▶ Exercise directions: Copy the PSCI commit text from "This patch is" up to and including "2013-2014, ARM Limited and Contributors. All rights reserved.", switching "terminology" to "wording".

▶ Text block:
-- BEGIN --
PSCI: Remove references to affinity based power management
As per Section 4.2.2. in the PSCI specification, the term "affinity"
is used in the context of describing the hierarchical arrangement
of cores. This often, but not always, maps directly to the processor
power domain topology of the system. The current PSCI implementation
assumes that this is always the case i.e. MPIDR based levels of
affinity always map to levels in a power domain topology tree.
This patch is the first in a series of patches which remove this
assumption. It removes all occurences of the terms "affinity
instances and levels" when used to describe the power domain
topology. Only the terminology is changed in this patch. Subsequent
patches will implement functional changes to remove the above
mentioned assumption.
Change-Id: Iee162f051b228828310610c5a320ff9d31009b4e
diff --git a/services/std_svc/psci1.0/psci_setup.c b/services/std_svc/psci1.0/psci_setup.c
index a04f8e7..002e220 100644
--- a/services/std_svc/psci1.0/psci_setup.c
+++ b/services/std_svc/psci1.0/psci_setup.c
@@ -1,5 +1,5 @@
/*
- * Copyright (c) 2013-2014, ARM Limited and Contributors. All rights reserved.
+ * Copyright (c) 2013-2015, ARM Limited and Contributors. All rights reserved.
*
* Redistribution and use in source and binary forms, with or without
* modification, are permitted provided that the following conditions are met:
@@ -42,20 +42,20 @@
* Per cpu non-secure contexts used to program the architectural state prior
* return to the normal world.
* TODO: Use the memory allocator to set aside memory for the contexts instead
- * of relying on platform defined constants. Using PSCI_NUM_AFFS will be an
- * overkill.
-- END --
▶ Image region annotations:
-- BEGIN --
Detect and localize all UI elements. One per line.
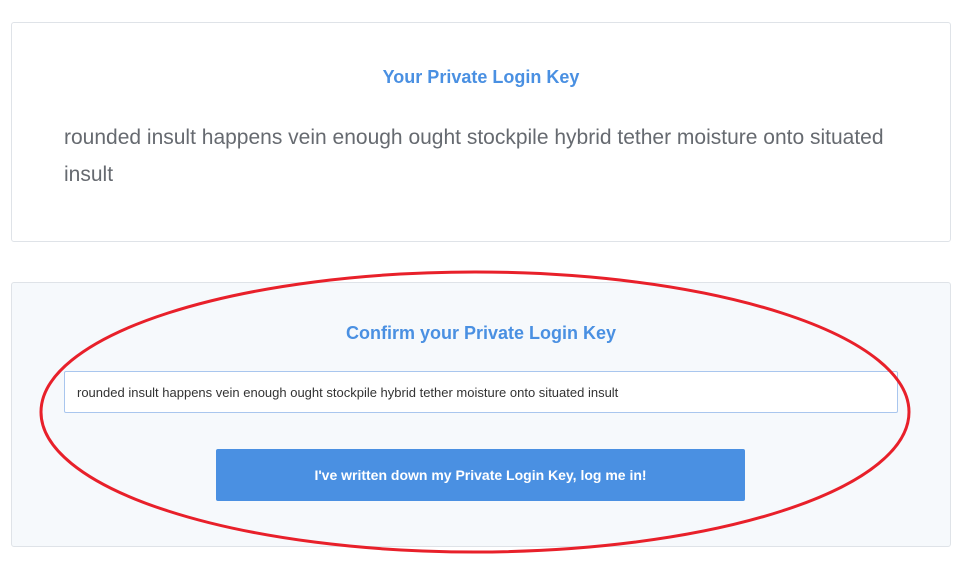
private-key-card: Your Private Login Key rounded insult ha… [11, 22, 951, 242]
private-key-title: Your Private Login Key [382, 67, 580, 87]
login-button[interactable]: I've written down my Private Login Key, … [216, 449, 745, 501]
private-key-phrase: rounded insult happens vein enough ought… [64, 126, 884, 186]
confirm-key-input[interactable] [64, 371, 898, 413]
confirm-key-title: Confirm your Private Login Key [345, 323, 617, 343]
confirm-key-card: Confirm your Private Login Key I've writ… [11, 282, 951, 547]
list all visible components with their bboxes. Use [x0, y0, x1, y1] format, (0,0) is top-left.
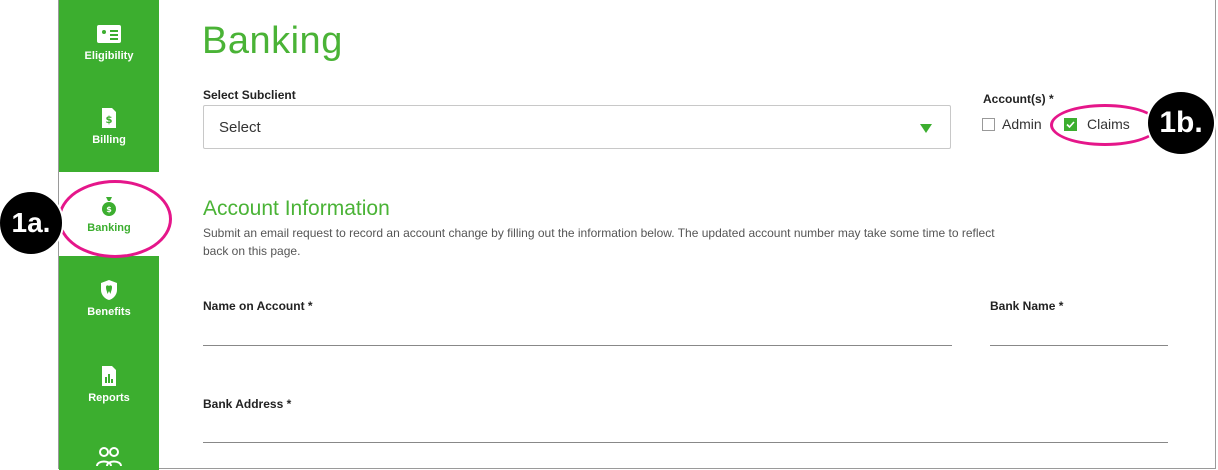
highlight-ring-banking [58, 180, 172, 258]
sidebar-item-label: Billing [92, 134, 126, 146]
id-card-icon [97, 25, 121, 43]
bank-name-label: Bank Name * [990, 299, 1064, 313]
bank-name-input[interactable] [990, 345, 1168, 346]
sidebar-item-label: Reports [88, 392, 130, 404]
bank-address-input[interactable] [203, 442, 1168, 443]
sidebar-item-label: Benefits [87, 306, 131, 318]
name-on-account-input[interactable] [203, 345, 952, 346]
subclient-label: Select Subclient [203, 88, 296, 102]
sidebar-item-eligibility[interactable]: Eligibility [59, 0, 159, 84]
admin-checkbox-label: Admin [1002, 116, 1042, 132]
sidebar-item-reports[interactable]: Reports [59, 344, 159, 428]
users-icon [96, 447, 122, 467]
account-info-description: Submit an email request to record an acc… [203, 226, 995, 258]
account-info-title: Account Information [203, 197, 390, 220]
sidebar-item-label: Eligibility [84, 50, 134, 62]
sidebar-item-billing[interactable]: $ Billing [59, 86, 159, 170]
subclient-select-value: Select [219, 119, 261, 136]
callout-badge-1b: 1b. [1146, 90, 1216, 156]
callout-badge-1a: 1a. [0, 190, 64, 256]
sidebar-item-users[interactable] [59, 430, 159, 470]
chevron-down-icon [920, 124, 932, 133]
page-title: Banking [202, 20, 343, 62]
tooth-shield-icon [101, 280, 117, 300]
svg-text:$: $ [106, 115, 113, 126]
name-on-account-label: Name on Account * [203, 299, 313, 313]
bank-address-label: Bank Address * [203, 397, 292, 411]
accounts-label: Account(s) * [983, 92, 1054, 106]
highlight-ring-claims [1050, 104, 1160, 146]
dollar-document-icon: $ [102, 108, 116, 128]
report-icon [102, 366, 116, 386]
sidebar-item-benefits[interactable]: Benefits [59, 258, 159, 342]
admin-checkbox[interactable] [982, 118, 995, 131]
subclient-select[interactable]: Select [203, 105, 951, 149]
-- END --
▶ Answer:
This patch is the first in a series of patches which remove this
assumption. It removes all occurences of the terms "affinity
instances and levels" when used to describe the power domain
topology. Only the wording is changed in this patch. Subsequent
patches will implement functional changes to remove the above
mentioned assumption.
Change-Id: Iee162f051b228828310610c5a320ff9d31009b4e
diff --git a/services/std_svc/psci1.0/psci_setup.c b/services/std_svc/psci1.0/psci_setup.c
index a04f8e7..002e220 100644
--- a/services/std_svc/psci1.0/psci_setup.c
+++ b/services/std_svc/psci1.0/psci_setup.c
@@ -1,5 +1,5 @@
/*
- * Copyright (c) 2013-2014, ARM Limited and Contributors. All rights reserved.